_Task objective_.
Your task is to transcribe all of the records exactly and leave out the pictures.

Figure collection entries
## Begin

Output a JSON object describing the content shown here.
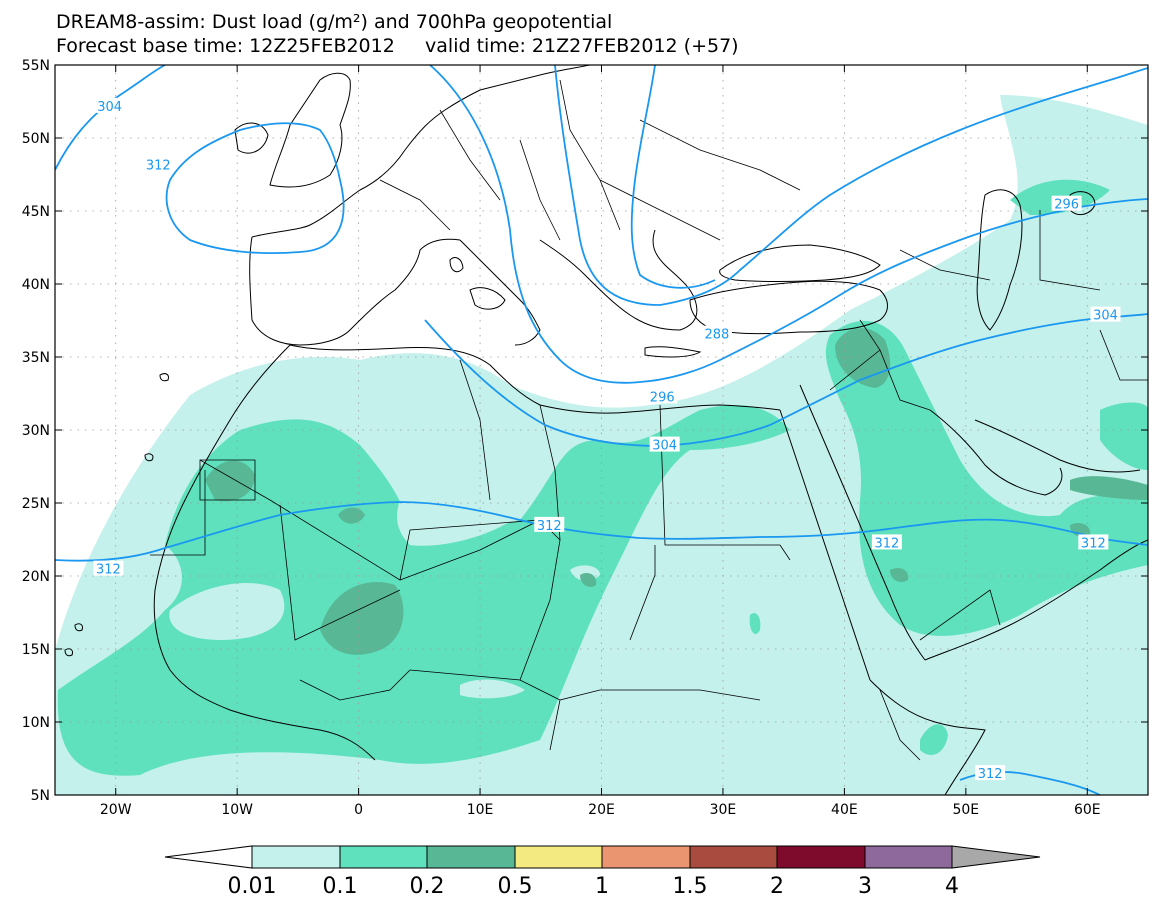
{
  "title_line1": "DREAM8-assim: Dust load (g/m²) and 700hPa geopotential",
  "title_line2": "Forecast base time: 12Z25FEB2012     valid time: 21Z27FEB2012 (+57)",
  "colors": {
    "lev1": "#c4f1ec",
    "lev2": "#5fe1bd",
    "lev3": "#58b896",
    "lev4": "#f3ea82",
    "lev5": "#ea9470",
    "lev6": "#aa4b40",
    "lev7": "#7e0a2c",
    "lev8": "#8e6a9c",
    "over": "#a8a8a8",
    "contour": "#1a98f0"
  },
  "map": {
    "lon_range": [
      -25,
      65
    ],
    "lat_range": [
      5,
      55
    ],
    "lat_ticks": [
      {
        "value": 55,
        "label": "55N"
      },
      {
        "value": 50,
        "label": "50N"
      },
      {
        "value": 45,
        "label": "45N"
      },
      {
        "value": 40,
        "label": "40N"
      },
      {
        "value": 35,
        "label": "35N"
      },
      {
        "value": 30,
        "label": "30N"
      },
      {
        "value": 25,
        "label": "25N"
      },
      {
        "value": 20,
        "label": "20N"
      },
      {
        "value": 15,
        "label": "15N"
      },
      {
        "value": 10,
        "label": "10N"
      },
      {
        "value": 5,
        "label": "5N"
      }
    ],
    "lon_ticks": [
      {
        "value": -20,
        "label": "20W"
      },
      {
        "value": -10,
        "label": "10W"
      },
      {
        "value": 0,
        "label": "0"
      },
      {
        "value": 10,
        "label": "10E"
      },
      {
        "value": 20,
        "label": "20E"
      },
      {
        "value": 30,
        "label": "30E"
      },
      {
        "value": 40,
        "label": "40E"
      },
      {
        "value": 50,
        "label": "50E"
      },
      {
        "value": 60,
        "label": "60E"
      }
    ],
    "contour_labels": [
      {
        "text": "304",
        "lon": -20.5,
        "lat": 52.2
      },
      {
        "text": "312",
        "lon": -16.5,
        "lat": 48.2
      },
      {
        "text": "296",
        "lon": 58.3,
        "lat": 45.5
      },
      {
        "text": "288",
        "lon": 29.5,
        "lat": 36.6
      },
      {
        "text": "304",
        "lon": 61.5,
        "lat": 37.9
      },
      {
        "text": "296",
        "lon": 25.0,
        "lat": 32.3
      },
      {
        "text": "304",
        "lon": 25.2,
        "lat": 29.0
      },
      {
        "text": "312",
        "lon": -20.6,
        "lat": 20.5
      },
      {
        "text": "312",
        "lon": 15.7,
        "lat": 23.5
      },
      {
        "text": "312",
        "lon": 43.5,
        "lat": 22.3
      },
      {
        "text": "312",
        "lon": 60.5,
        "lat": 22.3
      },
      {
        "text": "312",
        "lon": 52.0,
        "lat": 6.5
      }
    ]
  },
  "colorbar": {
    "labels": [
      "0.01",
      "0.1",
      "0.2",
      "0.5",
      "1",
      "1.5",
      "2",
      "3",
      "4"
    ]
  }
}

## End

_Complete response_.
Output a JSON object describing the content shown here.
{
  "title_line1": "DREAM8-assim: Dust load (g/m²) and 700hPa geopotential",
  "title_line2": "Forecast base time: 12Z25FEB2012     valid time: 21Z27FEB2012 (+57)",
  "colors": {
    "lev1": "#c4f1ec",
    "lev2": "#5fe1bd",
    "lev3": "#58b896",
    "lev4": "#f3ea82",
    "lev5": "#ea9470",
    "lev6": "#aa4b40",
    "lev7": "#7e0a2c",
    "lev8": "#8e6a9c",
    "over": "#a8a8a8",
    "contour": "#1a98f0"
  },
  "map": {
    "lon_range": [
      -25,
      65
    ],
    "lat_range": [
      5,
      55
    ],
    "lat_ticks": [
      {
        "value": 55,
        "label": "55N"
      },
      {
        "value": 50,
        "label": "50N"
      },
      {
        "value": 45,
        "label": "45N"
      },
      {
        "value": 40,
        "label": "40N"
      },
      {
        "value": 35,
        "label": "35N"
      },
      {
        "value": 30,
        "label": "30N"
      },
      {
        "value": 25,
        "label": "25N"
      },
      {
        "value": 20,
        "label": "20N"
      },
      {
        "value": 15,
        "label": "15N"
      },
      {
        "value": 10,
        "label": "10N"
      },
      {
        "value": 5,
        "label": "5N"
      }
    ],
    "lon_ticks": [
      {
        "value": -20,
        "label": "20W"
      },
      {
        "value": -10,
        "label": "10W"
      },
      {
        "value": 0,
        "label": "0"
      },
      {
        "value": 10,
        "label": "10E"
      },
      {
        "value": 20,
        "label": "20E"
      },
      {
        "value": 30,
        "label": "30E"
      },
      {
        "value": 40,
        "label": "40E"
      },
      {
        "value": 50,
        "label": "50E"
      },
      {
        "value": 60,
        "label": "60E"
      }
    ],
    "contour_labels": [
      {
        "text": "304",
        "lon": -20.5,
        "lat": 52.2
      },
      {
        "text": "312",
        "lon": -16.5,
        "lat": 48.2
      },
      {
        "text": "296",
        "lon": 58.3,
        "lat": 45.5
      },
      {
        "text": "288",
        "lon": 29.5,
        "lat": 36.6
      },
      {
        "text": "304",
        "lon": 61.5,
        "lat": 37.9
      },
      {
        "text": "296",
        "lon": 25.0,
        "lat": 32.3
      },
      {
        "text": "304",
        "lon": 25.2,
        "lat": 29.0
      },
      {
        "text": "312",
        "lon": -20.6,
        "lat": 20.5
      },
      {
        "text": "312",
        "lon": 15.7,
        "lat": 23.5
      },
      {
        "text": "312",
        "lon": 43.5,
        "lat": 22.3
      },
      {
        "text": "312",
        "lon": 60.5,
        "lat": 22.3
      },
      {
        "text": "312",
        "lon": 52.0,
        "lat": 6.5
      }
    ]
  },
  "colorbar": {
    "labels": [
      "0.01",
      "0.1",
      "0.2",
      "0.5",
      "1",
      "1.5",
      "2",
      "3",
      "4"
    ]
  }
}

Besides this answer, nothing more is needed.